* EXERCISE
Give only the number of lines below that contain the word "Carro".

Dataset listings of figures
#####
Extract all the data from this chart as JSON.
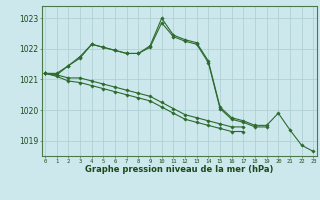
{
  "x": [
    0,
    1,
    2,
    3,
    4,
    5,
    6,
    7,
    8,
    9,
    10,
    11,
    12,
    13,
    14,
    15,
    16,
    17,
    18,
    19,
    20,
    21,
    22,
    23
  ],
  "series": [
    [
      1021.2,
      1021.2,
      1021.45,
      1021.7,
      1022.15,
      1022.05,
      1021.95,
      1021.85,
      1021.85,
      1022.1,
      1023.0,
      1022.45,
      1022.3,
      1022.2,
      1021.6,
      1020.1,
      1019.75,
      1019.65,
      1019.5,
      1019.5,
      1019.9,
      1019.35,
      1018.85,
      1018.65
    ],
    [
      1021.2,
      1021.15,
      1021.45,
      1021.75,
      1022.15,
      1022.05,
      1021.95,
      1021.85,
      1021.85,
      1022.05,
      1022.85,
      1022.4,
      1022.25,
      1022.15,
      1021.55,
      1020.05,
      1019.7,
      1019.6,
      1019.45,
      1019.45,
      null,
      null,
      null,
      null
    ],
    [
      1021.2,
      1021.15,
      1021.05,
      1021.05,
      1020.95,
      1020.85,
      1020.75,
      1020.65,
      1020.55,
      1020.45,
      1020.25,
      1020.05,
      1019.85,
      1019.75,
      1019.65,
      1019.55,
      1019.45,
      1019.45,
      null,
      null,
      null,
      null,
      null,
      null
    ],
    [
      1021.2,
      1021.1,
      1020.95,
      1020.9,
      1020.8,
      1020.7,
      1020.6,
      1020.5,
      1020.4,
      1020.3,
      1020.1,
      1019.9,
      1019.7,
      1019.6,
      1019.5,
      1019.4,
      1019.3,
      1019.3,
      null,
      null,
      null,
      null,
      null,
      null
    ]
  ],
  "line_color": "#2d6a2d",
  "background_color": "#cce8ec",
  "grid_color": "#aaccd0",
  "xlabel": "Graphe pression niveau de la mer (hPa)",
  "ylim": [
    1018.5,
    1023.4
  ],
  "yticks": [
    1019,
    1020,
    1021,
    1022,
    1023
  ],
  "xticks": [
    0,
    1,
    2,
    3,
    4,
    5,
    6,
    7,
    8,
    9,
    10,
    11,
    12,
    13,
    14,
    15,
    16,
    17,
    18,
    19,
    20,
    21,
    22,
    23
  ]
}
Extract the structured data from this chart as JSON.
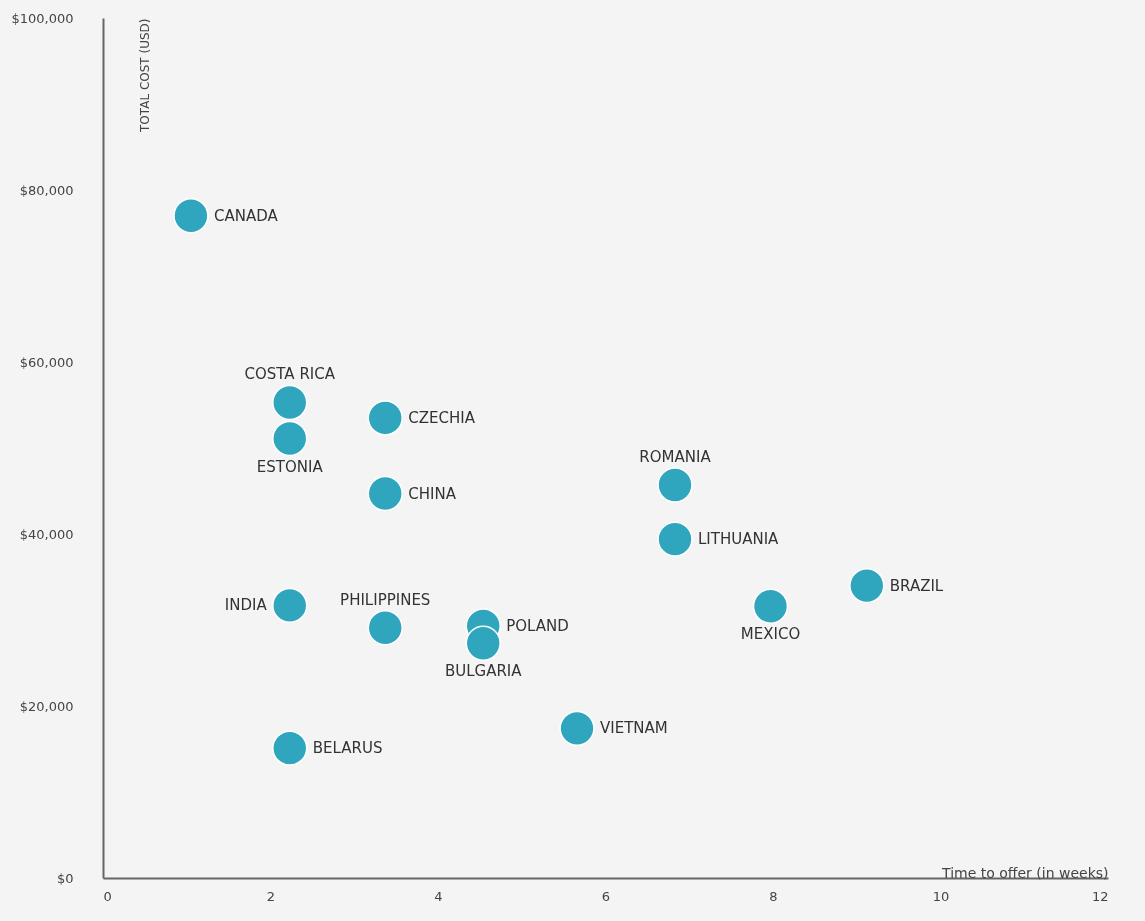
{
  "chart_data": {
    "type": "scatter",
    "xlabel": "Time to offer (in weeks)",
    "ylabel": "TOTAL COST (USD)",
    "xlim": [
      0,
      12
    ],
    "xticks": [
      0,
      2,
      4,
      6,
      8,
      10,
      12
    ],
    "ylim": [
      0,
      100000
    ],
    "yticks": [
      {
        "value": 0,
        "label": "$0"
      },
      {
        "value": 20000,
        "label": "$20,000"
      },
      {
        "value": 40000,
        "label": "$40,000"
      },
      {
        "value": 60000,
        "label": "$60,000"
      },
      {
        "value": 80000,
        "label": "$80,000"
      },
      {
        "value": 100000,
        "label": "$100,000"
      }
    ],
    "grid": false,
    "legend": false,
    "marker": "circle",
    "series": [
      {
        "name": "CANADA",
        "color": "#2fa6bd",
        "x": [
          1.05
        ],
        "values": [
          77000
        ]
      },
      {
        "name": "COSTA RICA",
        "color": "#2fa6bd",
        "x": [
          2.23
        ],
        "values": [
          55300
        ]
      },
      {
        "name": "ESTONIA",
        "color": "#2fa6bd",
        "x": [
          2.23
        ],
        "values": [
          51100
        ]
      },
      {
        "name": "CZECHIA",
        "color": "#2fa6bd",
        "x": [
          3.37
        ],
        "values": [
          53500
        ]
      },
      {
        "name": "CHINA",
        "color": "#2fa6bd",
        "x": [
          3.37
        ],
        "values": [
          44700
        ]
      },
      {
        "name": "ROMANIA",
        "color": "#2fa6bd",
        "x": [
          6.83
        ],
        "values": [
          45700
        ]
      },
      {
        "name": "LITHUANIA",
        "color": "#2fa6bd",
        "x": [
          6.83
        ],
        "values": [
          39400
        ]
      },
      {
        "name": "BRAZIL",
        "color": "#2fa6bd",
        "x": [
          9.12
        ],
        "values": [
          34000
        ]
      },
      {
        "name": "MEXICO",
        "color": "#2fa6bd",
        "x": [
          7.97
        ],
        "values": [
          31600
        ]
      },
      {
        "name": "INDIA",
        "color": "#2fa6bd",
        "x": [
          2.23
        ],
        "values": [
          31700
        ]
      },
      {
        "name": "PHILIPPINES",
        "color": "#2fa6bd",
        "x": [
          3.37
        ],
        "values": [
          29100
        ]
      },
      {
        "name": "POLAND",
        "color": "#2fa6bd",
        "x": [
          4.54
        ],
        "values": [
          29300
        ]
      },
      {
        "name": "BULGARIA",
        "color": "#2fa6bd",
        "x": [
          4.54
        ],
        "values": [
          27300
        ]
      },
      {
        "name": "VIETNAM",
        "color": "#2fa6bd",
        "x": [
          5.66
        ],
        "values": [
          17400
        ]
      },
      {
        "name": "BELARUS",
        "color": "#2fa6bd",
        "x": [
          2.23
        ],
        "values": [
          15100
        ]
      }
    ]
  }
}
#####
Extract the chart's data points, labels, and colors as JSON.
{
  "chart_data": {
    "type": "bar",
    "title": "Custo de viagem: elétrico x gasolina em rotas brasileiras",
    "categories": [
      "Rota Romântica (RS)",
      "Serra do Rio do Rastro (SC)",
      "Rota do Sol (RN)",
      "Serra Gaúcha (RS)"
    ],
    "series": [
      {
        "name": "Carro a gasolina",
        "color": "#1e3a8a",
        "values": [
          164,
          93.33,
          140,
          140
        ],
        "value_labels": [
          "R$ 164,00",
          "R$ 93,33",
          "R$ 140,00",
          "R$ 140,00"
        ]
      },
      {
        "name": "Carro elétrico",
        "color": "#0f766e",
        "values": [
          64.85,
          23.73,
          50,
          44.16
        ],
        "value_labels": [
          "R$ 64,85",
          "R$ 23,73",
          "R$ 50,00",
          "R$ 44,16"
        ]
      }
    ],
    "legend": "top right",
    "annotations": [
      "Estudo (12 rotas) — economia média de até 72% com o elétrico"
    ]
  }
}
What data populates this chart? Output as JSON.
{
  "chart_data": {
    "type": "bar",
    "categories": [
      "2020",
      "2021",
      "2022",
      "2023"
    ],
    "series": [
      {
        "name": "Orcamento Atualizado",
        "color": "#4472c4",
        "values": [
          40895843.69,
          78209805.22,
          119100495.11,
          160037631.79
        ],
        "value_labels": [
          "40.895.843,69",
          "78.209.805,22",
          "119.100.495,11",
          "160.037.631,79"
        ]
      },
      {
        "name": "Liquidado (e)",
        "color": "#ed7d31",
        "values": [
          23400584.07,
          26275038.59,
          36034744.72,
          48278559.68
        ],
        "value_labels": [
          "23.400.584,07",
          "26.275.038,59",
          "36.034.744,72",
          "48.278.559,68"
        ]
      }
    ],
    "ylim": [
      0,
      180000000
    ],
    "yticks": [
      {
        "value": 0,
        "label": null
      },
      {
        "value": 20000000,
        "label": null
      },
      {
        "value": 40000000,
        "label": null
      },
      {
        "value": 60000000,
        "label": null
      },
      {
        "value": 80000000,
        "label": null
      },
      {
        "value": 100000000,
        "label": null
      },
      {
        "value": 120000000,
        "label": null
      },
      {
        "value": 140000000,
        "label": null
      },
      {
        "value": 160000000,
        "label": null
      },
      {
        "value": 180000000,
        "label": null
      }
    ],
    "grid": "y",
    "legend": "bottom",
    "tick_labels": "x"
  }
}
#####
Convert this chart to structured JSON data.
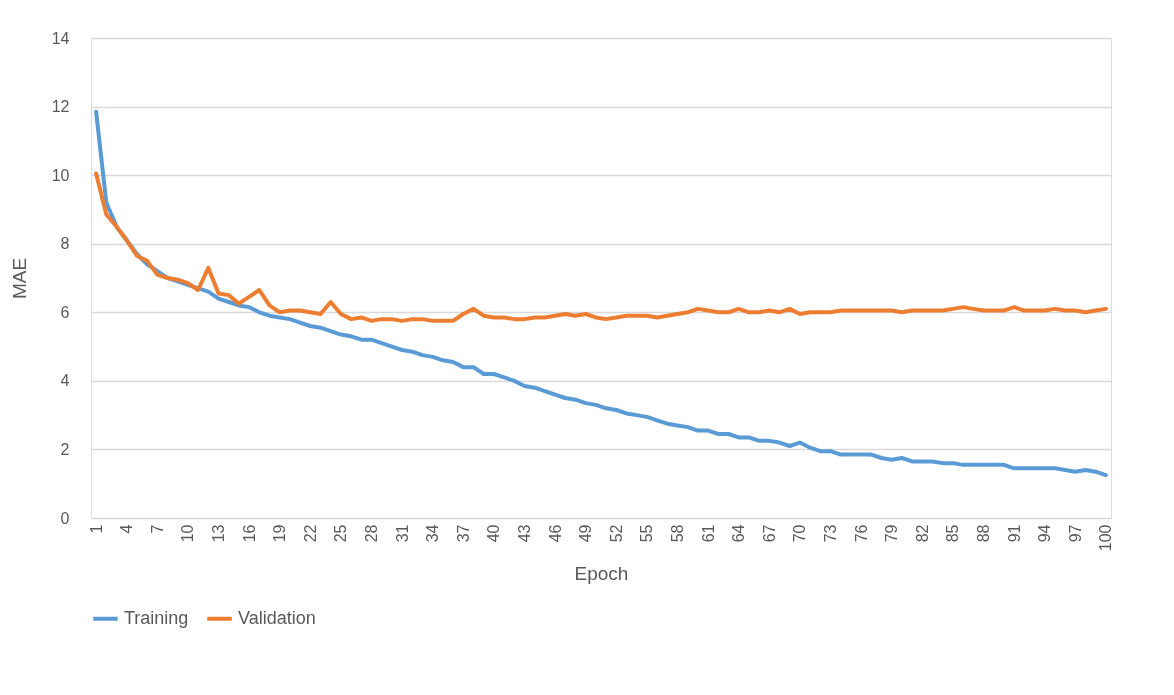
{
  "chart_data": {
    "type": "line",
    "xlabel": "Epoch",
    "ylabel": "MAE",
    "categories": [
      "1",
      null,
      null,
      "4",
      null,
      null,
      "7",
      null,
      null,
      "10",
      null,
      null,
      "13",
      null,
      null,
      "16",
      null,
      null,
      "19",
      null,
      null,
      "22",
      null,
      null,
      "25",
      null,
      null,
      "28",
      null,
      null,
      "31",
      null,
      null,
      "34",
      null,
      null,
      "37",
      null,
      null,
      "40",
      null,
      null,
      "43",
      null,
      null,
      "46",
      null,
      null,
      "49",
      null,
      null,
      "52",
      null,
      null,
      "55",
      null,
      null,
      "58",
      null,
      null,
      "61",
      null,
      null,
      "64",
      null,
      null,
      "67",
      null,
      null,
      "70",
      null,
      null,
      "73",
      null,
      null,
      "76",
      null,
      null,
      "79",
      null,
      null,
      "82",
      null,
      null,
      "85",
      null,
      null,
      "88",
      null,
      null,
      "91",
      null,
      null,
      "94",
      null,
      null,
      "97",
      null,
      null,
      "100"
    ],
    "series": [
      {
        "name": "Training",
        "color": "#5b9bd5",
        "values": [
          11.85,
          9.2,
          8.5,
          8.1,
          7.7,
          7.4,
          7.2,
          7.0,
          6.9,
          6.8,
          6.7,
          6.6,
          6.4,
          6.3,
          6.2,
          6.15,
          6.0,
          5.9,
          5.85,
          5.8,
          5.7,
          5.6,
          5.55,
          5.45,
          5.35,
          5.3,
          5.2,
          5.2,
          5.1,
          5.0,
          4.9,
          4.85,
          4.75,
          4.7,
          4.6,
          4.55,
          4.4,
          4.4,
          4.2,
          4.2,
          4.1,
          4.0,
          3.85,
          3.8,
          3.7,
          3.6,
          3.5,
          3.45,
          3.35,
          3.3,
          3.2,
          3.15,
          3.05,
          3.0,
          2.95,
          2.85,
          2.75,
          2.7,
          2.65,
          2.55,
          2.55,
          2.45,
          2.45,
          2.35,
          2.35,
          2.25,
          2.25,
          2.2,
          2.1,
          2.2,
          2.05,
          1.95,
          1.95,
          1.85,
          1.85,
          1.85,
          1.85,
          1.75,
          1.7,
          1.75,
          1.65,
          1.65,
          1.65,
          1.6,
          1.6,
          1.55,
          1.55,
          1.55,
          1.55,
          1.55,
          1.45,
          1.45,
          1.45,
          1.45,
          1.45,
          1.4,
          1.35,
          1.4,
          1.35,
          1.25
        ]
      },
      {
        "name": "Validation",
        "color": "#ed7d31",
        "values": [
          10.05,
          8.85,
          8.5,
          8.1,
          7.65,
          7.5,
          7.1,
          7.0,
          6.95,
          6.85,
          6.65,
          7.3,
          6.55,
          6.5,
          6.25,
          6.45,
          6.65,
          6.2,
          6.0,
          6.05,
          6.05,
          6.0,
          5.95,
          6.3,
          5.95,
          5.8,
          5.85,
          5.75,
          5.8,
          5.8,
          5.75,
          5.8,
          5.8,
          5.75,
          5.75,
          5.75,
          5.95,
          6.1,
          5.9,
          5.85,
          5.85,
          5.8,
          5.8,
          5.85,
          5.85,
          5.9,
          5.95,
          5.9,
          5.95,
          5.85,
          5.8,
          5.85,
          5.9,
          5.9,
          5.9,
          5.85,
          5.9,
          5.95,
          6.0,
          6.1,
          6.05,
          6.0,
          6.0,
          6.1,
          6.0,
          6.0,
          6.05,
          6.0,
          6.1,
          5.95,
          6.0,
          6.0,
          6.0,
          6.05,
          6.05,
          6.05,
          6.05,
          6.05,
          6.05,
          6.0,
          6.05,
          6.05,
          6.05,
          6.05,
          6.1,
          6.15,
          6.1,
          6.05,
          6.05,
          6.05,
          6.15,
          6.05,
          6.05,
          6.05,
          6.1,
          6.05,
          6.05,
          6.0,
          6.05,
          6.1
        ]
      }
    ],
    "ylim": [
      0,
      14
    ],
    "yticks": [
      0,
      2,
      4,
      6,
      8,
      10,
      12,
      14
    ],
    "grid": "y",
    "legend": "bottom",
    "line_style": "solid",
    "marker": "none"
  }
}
#####
* REPLY TO THE EXERCISE
2